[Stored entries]
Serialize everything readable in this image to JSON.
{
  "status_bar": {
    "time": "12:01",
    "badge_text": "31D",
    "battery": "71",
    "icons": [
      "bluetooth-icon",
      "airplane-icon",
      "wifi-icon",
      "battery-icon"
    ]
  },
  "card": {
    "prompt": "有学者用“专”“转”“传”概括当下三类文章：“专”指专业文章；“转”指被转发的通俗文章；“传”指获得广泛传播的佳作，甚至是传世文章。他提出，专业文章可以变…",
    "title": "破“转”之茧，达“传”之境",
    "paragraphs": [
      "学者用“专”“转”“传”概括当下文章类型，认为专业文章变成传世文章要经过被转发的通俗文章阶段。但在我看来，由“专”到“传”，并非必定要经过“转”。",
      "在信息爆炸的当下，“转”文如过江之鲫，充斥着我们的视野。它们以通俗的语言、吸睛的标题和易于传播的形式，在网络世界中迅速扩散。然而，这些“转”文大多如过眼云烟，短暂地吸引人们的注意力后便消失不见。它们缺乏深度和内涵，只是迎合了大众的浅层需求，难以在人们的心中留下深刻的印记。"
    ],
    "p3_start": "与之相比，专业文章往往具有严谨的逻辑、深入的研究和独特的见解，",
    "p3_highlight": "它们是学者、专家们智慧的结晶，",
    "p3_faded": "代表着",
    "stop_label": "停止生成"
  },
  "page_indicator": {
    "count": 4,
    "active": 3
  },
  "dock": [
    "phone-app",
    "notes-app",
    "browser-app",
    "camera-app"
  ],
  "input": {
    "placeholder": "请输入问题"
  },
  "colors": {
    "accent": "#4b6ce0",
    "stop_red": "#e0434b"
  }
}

What you have to do: Return all of the data word for word.

Final result:
Serialize everything readable in this image to JSON.
{
  "status_bar": {
    "time": "12:01",
    "badge_text": "31D",
    "battery": "71",
    "icons": [
      "bluetooth-icon",
      "airplane-icon",
      "wifi-icon",
      "battery-icon"
    ]
  },
  "card": {
    "prompt": "有学者用“专”“转”“传”概括当下三类文章：“专”指专业文章；“转”指被转发的通俗文章；“传”指获得广泛传播的佳作，甚至是传世文章。他提出，专业文章可以变…",
    "title": "破“转”之茧，达“传”之境",
    "paragraphs": [
      "学者用“专”“转”“传”概括当下文章类型，认为专业文章变成传世文章要经过被转发的通俗文章阶段。但在我看来，由“专”到“传”，并非必定要经过“转”。",
      "在信息爆炸的当下，“转”文如过江之鲫，充斥着我们的视野。它们以通俗的语言、吸睛的标题和易于传播的形式，在网络世界中迅速扩散。然而，这些“转”文大多如过眼云烟，短暂地吸引人们的注意力后便消失不见。它们缺乏深度和内涵，只是迎合了大众的浅层需求，难以在人们的心中留下深刻的印记。"
    ],
    "p3_start": "与之相比，专业文章往往具有严谨的逻辑、深入的研究和独特的见解，",
    "p3_highlight": "它们是学者、专家们智慧的结晶，",
    "p3_faded": "代表着",
    "stop_label": "停止生成"
  },
  "page_indicator": {
    "count": 4,
    "active": 3
  },
  "dock": [
    "phone-app",
    "notes-app",
    "browser-app",
    "camera-app"
  ],
  "input": {
    "placeholder": "请输入问题"
  },
  "colors": {
    "accent": "#4b6ce0",
    "stop_red": "#e0434b"
  }
}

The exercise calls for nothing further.